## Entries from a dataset
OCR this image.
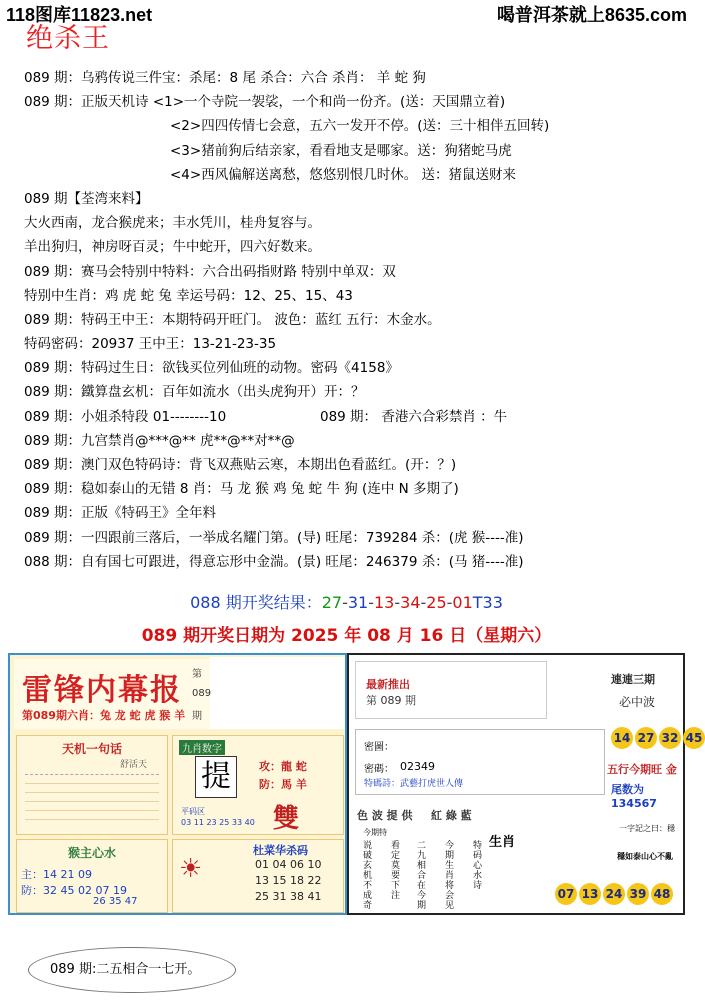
118图库11823.net	喝普洱茶就上8635.com
绝杀王
089 期：乌鸦传说三件宝：杀尾：8 尾 杀合：六合 杀肖： 羊 蛇 狗
089 期：正版天机诗 <1>一个寺院一袈裟，一个和尚一份齐。(送：天国鼎立着)
<2>四四传情七会意，五六一发开不停。(送：三十相伴五回转)
<3>猪前狗后结亲家，看看地支是哪家。送：狗猪蛇马虎
<4>西风偏解送离愁，悠悠别恨几时休。 送：猪鼠送财来
089 期【荃湾来料】
大火西南，龙合猴虎来；丰水凭川，桂舟复容与。
羊出狗归，神房呀百灵；牛中蛇开，四六好数来。
089 期：赛马会特别中特料：六合出码指财路 特别中单双：双
特别中生肖：鸡 虎 蛇 兔 幸运号码：12、25、15、43
089 期：特码王中王：本期特码开旺门。 波色：蓝红 五行：木金水。
特码密码：20937 王中王：13-21-23-35
089 期：特码过生日：欲钱买位列仙班的动物。密码《4158》
089 期：鐵算盘玄机：百年如流水（出头虎狗开）开：？
089 期：小姐杀特段 01--------10	089 期： 香港六合彩禁肖 ：牛
089 期：九宫禁肖@***@** 虎**@**对**@
089 期：澳门双色特码诗：背飞双燕贴云寒，本期出色看蓝红。(开：？)
089 期：稳如泰山的无错 8 肖：马 龙 猴 鸡 兔 蛇 牛 狗 (连中 N 多期了)
089 期：正版《特码王》全年料
089 期：一四跟前三落后，一举成名耀门第。(导) 旺尾：739284 杀：(虎 猴----准)
088 期：自有国七可跟进，得意忘形中金湍。(景) 旺尾：246379 杀：(马 猪----准)
088 期开奖结果：27-31-13-34-25-01T33
089 期开奖日期为 2025 年 08 月 16 日（星期六）
雷锋内幕报
第089期六肖：兔 龙 蛇 虎 猴 羊
第
089
期
天机一句话
舒活天
九肖数字
提	攻：龍 蛇
防：馬 羊
平码区
03 11 23 25 33 40 雙
猴主心水
主：14 21 09
防：32 45 02 07 19
26 35 47
杜菜华杀码
☀	01 04 06 10
13 15 18 22
25 31 38 41
最新推出
第 089 期
連連三期
必中波
14 27 32 45
密圖：
密碼： 02349
特碼詩：武藝打虎世人傳
五行今期旺 金
尾数为 134567
色 波 提 供 紅 綠 藍
生肖
一字記之曰：穩
穩如泰山心不亂
今期特
说破玄机不成奇
看定莫要下注
二九相合在今期
今期生肖将会见
特码心水诗
07 13 24 39 48
089 期:二五相合一七开。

## GOAL
From the listing above, print every entry precisely and drop the pictures.

## RESPONSE BELOW
OCR this image.
118图库11823.net	喝普洱茶就上8635.com
绝杀王
089 期：乌鸦传说三件宝：杀尾：8 尾 杀合：六合 杀肖： 羊 蛇 狗
089 期：正版天机诗 <1>一个寺院一袈裟，一个和尚一份齐。(送：天国鼎立着)
<2>四四传情七会意，五六一发开不停。(送：三十相伴五回转)
<3>猪前狗后结亲家，看看地支是哪家。送：狗猪蛇马虎
<4>西风偏解送离愁，悠悠别恨几时休。 送：猪鼠送财来
089 期【荃湾来料】
大火西南，龙合猴虎来；丰水凭川，桂舟复容与。
羊出狗归，神房呀百灵；牛中蛇开，四六好数来。
089 期：赛马会特别中特料：六合出码指财路 特别中单双：双
特别中生肖：鸡 虎 蛇 兔 幸运号码：12、25、15、43
089 期：特码王中王：本期特码开旺门。 波色：蓝红 五行：木金水。
特码密码：20937 王中王：13-21-23-35
089 期：特码过生日：欲钱买位列仙班的动物。密码《4158》
089 期：鐵算盘玄机：百年如流水（出头虎狗开）开：？
089 期：小姐杀特段 01--------10	089 期： 香港六合彩禁肖 ：牛
089 期：九宫禁肖@***@** 虎**@**对**@
089 期：澳门双色特码诗：背飞双燕贴云寒，本期出色看蓝红。(开：？)
089 期：稳如泰山的无错 8 肖：马 龙 猴 鸡 兔 蛇 牛 狗 (连中 N 多期了)
089 期：正版《特码王》全年料
089 期：一四跟前三落后，一举成名耀门第。(导) 旺尾：739284 杀：(虎 猴----准)
088 期：自有国七可跟进，得意忘形中金湍。(景) 旺尾：246379 杀：(马 猪----准)
088 期开奖结果：27-31-13-34-25-01T33
089 期开奖日期为 2025 年 08 月 16 日（星期六）
雷锋内幕报
第089期六肖：兔 龙 蛇 虎 猴 羊
第
089
期
天机一句话
舒活天
九肖数字
提	攻：龍 蛇
防：馬 羊
平码区
03 11 23 25 33 40 雙
猴主心水
主：14 21 09
防：32 45 02 07 19
26 35 47
杜菜华杀码
☀	01 04 06 10
13 15 18 22
25 31 38 41
最新推出
第 089 期
連連三期
必中波
14 27 32 45
密圖：
密碼： 02349
特碼詩：武藝打虎世人傳
五行今期旺 金
尾数为 134567
色 波 提 供 紅 綠 藍
生肖
一字記之曰：穩
穩如泰山心不亂
今期特
说破玄机不成奇
看定莫要下注
二九相合在今期
今期生肖将会见
特码心水诗
07 13 24 39 48
089 期:二五相合一七开。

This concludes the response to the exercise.